Write out the entries below once more, exactly, with the pictures left out.

Extracted data entries
######

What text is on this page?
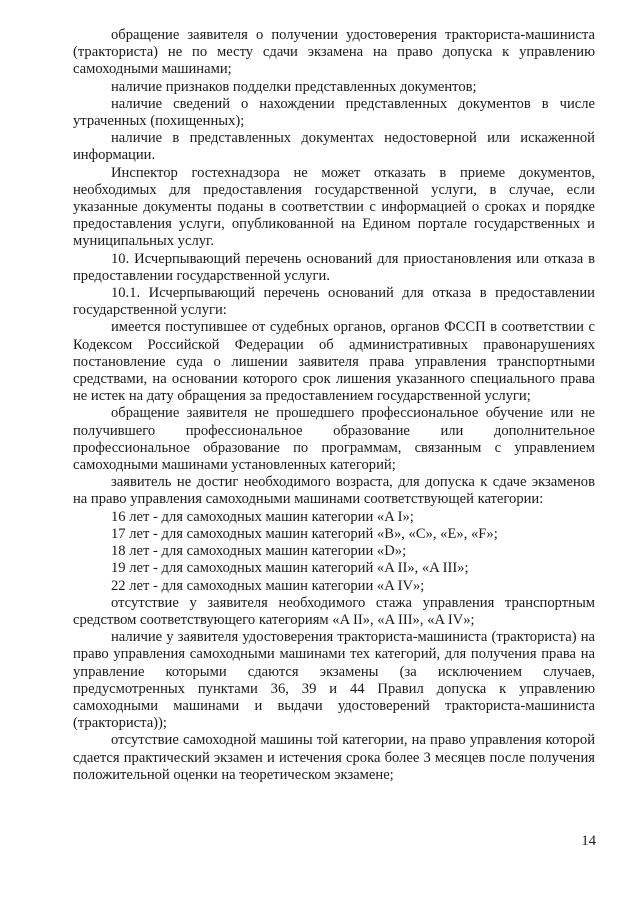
обращение заявителя о получении удостоверения тракториста-машиниста (тракториста) не по месту сдачи экзамена на право допуска к управлению самоходными машинами;

наличие признаков подделки представленных документов;

наличие сведений о нахождении представленных документов в числе утраченных (похищенных);

наличие в представленных документах недостоверной или искаженной информации.

Инспектор гостехнадзора не может отказать в приеме документов, необходимых для предоставления государственной услуги, в случае, если указанные документы поданы в соответствии с информацией о сроках и порядке предоставления услуги, опубликованной на Едином портале государственных и муниципальных услуг.

10. Исчерпывающий перечень оснований для приостановления или отказа в предоставлении государственной услуги.

10.1. Исчерпывающий перечень оснований для отказа в предоставлении государственной услуги:

имеется поступившее от судебных органов, органов ФССП в соответствии с Кодексом Российской Федерации об административных правонарушениях постановление суда о лишении заявителя права управления транспортными средствами, на основании которого срок лишения указанного специального права не истек на дату обращения за предоставлением государственной услуги;

обращение заявителя не прошедшего профессиональное обучение или не получившего профессиональное образование или дополнительное профессиональное образование по программам, связанным с управлением самоходными машинами установленных категорий;

заявитель не достиг необходимого возраста, для допуска к сдаче экзаменов на право управления самоходными машинами соответствующей категории:

16 лет - для самоходных машин категории «A I»;

17 лет - для самоходных машин категорий «B», «C», «E», «F»;

18 лет - для самоходных машин категории «D»;

19 лет - для самоходных машин категорий «A II», «A III»;

22 лет - для самоходных машин категории «A IV»;

отсутствие у заявителя необходимого стажа управления транспортным средством соответствующего категориям «A II», «A III», «A IV»;

наличие у заявителя удостоверения тракториста-машиниста (тракториста) на право управления самоходными машинами тех категорий, для получения права на управление которыми сдаются экзамены (за исключением случаев, предусмотренных пунктами 36, 39 и 44 Правил допуска к управлению самоходными машинами и выдачи удостоверений тракториста-машиниста (тракториста));

отсутствие самоходной машины той категории, на право управления которой сдается практический экзамен и истечения срока более 3 месяцев после получения положительной оценки на теоретическом экзамене;

14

######

Result of the exercise:
What text is on this page?
обращение заявителя о получении удостоверения тракториста-машиниста (тракториста) не по месту сдачи экзамена на право допуска к управлению самоходными машинами;

наличие признаков подделки представленных документов;

наличие сведений о нахождении представленных документов в числе утраченных (похищенных);

наличие в представленных документах недостоверной или искаженной информации.

Инспектор гостехнадзора не может отказать в приеме документов, необходимых для предоставления государственной услуги, в случае, если указанные документы поданы в соответствии с информацией о сроках и порядке предоставления услуги, опубликованной на Едином портале государственных и муниципальных услуг.

10. Исчерпывающий перечень оснований для приостановления или отказа в предоставлении государственной услуги.

10.1. Исчерпывающий перечень оснований для отказа в предоставлении государственной услуги:

имеется поступившее от судебных органов, органов ФССП в соответствии с Кодексом Российской Федерации об административных правонарушениях постановление суда о лишении заявителя права управления транспортными средствами, на основании которого срок лишения указанного специального права не истек на дату обращения за предоставлением государственной услуги;

обращение заявителя не прошедшего профессиональное обучение или не получившего профессиональное образование или дополнительное профессиональное образование по программам, связанным с управлением самоходными машинами установленных категорий;

заявитель не достиг необходимого возраста, для допуска к сдаче экзаменов на право управления самоходными машинами соответствующей категории:

16 лет - для самоходных машин категории «A I»;

17 лет - для самоходных машин категорий «B», «C», «E», «F»;

18 лет - для самоходных машин категории «D»;

19 лет - для самоходных машин категорий «A II», «A III»;

22 лет - для самоходных машин категории «A IV»;

отсутствие у заявителя необходимого стажа управления транспортным средством соответствующего категориям «A II», «A III», «A IV»;

наличие у заявителя удостоверения тракториста-машиниста (тракториста) на право управления самоходными машинами тех категорий, для получения права на управление которыми сдаются экзамены (за исключением случаев, предусмотренных пунктами 36, 39 и 44 Правил допуска к управлению самоходными машинами и выдачи удостоверений тракториста-машиниста (тракториста));

отсутствие самоходной машины той категории, на право управления которой сдается практический экзамен и истечения срока более 3 месяцев после получения положительной оценки на теоретическом экзамене;

14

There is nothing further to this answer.